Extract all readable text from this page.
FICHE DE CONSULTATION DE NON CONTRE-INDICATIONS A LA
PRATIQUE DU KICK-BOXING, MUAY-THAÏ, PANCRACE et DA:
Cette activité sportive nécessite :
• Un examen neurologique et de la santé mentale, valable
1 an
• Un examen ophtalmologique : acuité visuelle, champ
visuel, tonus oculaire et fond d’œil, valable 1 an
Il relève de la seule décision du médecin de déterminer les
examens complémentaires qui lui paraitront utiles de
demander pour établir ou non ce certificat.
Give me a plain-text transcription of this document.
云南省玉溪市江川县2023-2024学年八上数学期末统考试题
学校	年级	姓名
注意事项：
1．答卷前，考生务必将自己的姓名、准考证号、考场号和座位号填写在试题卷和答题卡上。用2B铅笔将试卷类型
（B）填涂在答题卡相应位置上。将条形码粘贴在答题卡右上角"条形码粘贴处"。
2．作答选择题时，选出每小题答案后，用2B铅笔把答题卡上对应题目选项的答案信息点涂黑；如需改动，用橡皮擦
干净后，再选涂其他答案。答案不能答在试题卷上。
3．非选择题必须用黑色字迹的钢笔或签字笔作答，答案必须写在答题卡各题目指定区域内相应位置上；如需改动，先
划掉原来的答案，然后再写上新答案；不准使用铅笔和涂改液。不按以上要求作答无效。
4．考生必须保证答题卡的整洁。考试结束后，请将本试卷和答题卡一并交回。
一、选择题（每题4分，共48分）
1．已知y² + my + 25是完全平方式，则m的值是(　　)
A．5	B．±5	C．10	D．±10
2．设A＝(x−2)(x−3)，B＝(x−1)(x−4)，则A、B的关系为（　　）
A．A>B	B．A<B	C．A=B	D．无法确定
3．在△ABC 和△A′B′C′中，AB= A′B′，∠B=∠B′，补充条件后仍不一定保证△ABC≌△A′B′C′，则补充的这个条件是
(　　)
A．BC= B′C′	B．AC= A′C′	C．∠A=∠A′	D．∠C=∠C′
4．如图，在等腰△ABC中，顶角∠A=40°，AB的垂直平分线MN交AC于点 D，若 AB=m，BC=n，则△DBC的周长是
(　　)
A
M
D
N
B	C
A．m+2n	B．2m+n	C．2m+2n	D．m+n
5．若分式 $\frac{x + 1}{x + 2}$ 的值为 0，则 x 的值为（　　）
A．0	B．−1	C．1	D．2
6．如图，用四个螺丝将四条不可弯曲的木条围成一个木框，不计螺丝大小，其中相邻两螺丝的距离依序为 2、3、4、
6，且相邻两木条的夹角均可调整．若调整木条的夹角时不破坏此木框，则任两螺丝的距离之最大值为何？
● ● ● ● ●
**Exercise description:** Each line containing the word "this" counts once; say how many such lines there are, giving only the number.

**Full answer:** 2